Output the entries below exactly as written, omitting pictures.
-- BEGIN --
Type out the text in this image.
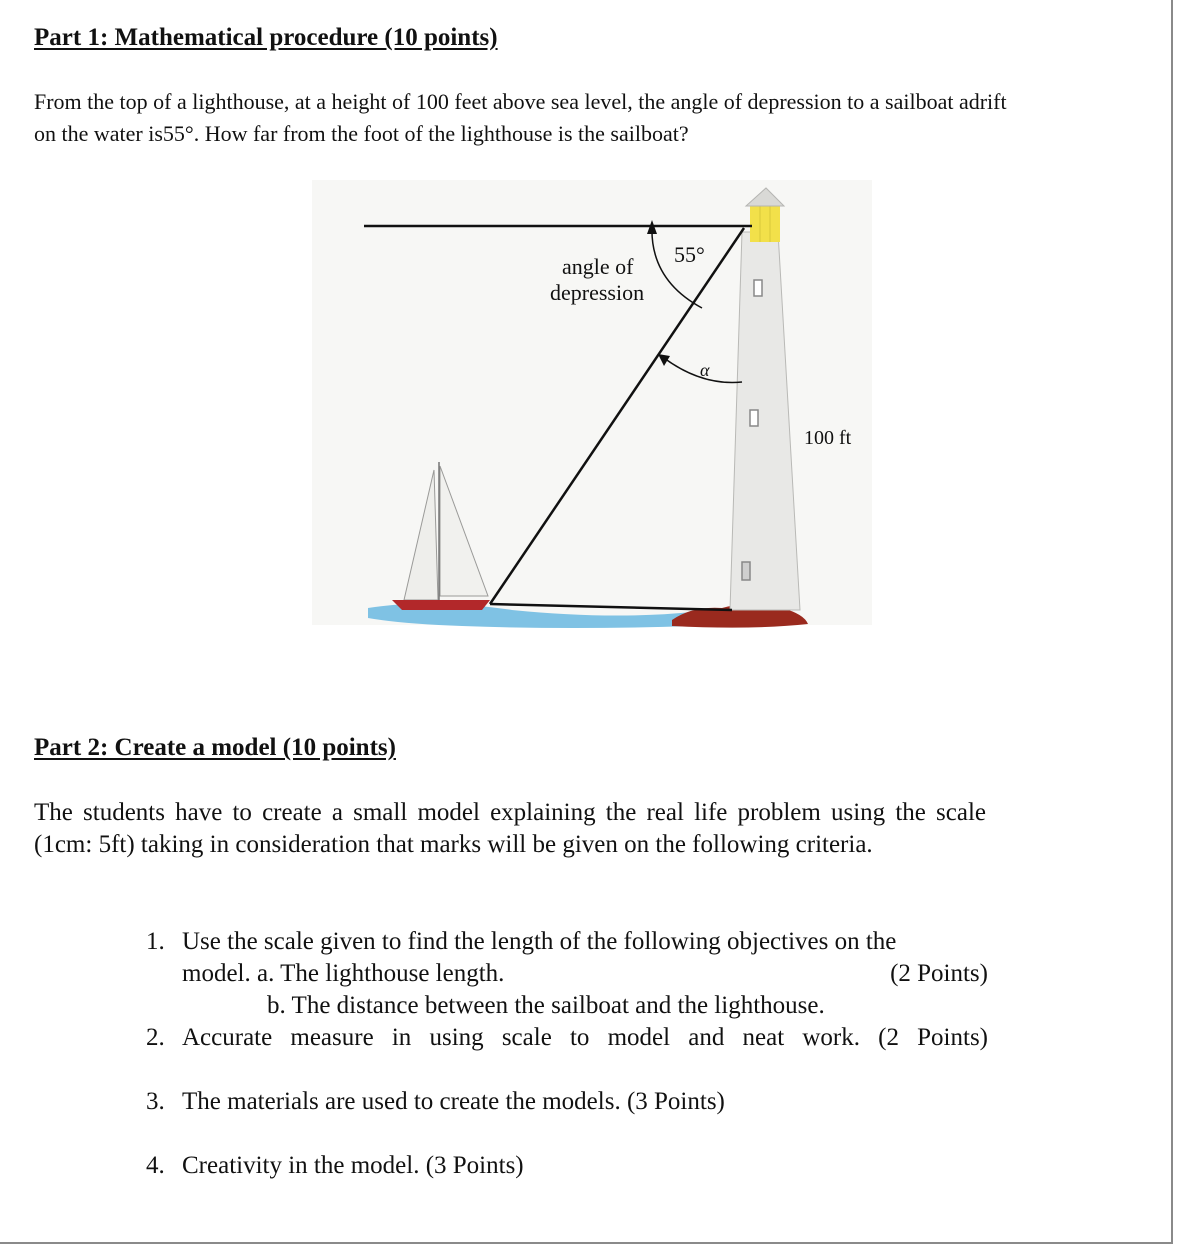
Part 1: Mathematical procedure (10 points)
From the top of a lighthouse, at a height of 100 feet above sea level, the angle of depression to a sailboat adrift
on the water is55°. How far from the foot of the lighthouse is the sailboat?
angle of
depression
55°
α
100 ft
Part 2: Create a model (10 points)

The students have to create a small model explaining the real life problem using the scale (1cm: 5ft) taking in consideration that marks will be given on the following criteria.

1. Use the scale given to find the length of the following objectives on the
model. a. The lighthouse length.	(2 Points)
b. The distance between the sailboat and the lighthouse.
2. Accurate measure in using scale to model and neat work. (2 Points)
3. The materials are used to create the models. (3 Points)
4. Creativity in the model. (3 Points)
-- END --
Solved problem:
Type out the text in this image.
Part 1: Mathematical procedure (10 points)
From the top of a lighthouse, at a height of 100 feet above sea level, the angle of depression to a sailboat adrift
on the water is55°. How far from the foot of the lighthouse is the sailboat?
angle of
depression
55°
α
100 ft
Part 2: Create a model (10 points)

The students have to create a small model explaining the real life problem using the scale (1cm: 5ft) taking in consideration that marks will be given on the following criteria.

1. Use the scale given to find the length of the following objectives on the
model. a. The lighthouse length.	(2 Points)
b. The distance between the sailboat and the lighthouse.
2. Accurate measure in using scale to model and neat work. (2 Points)
3. The materials are used to create the models. (3 Points)
4. Creativity in the model. (3 Points)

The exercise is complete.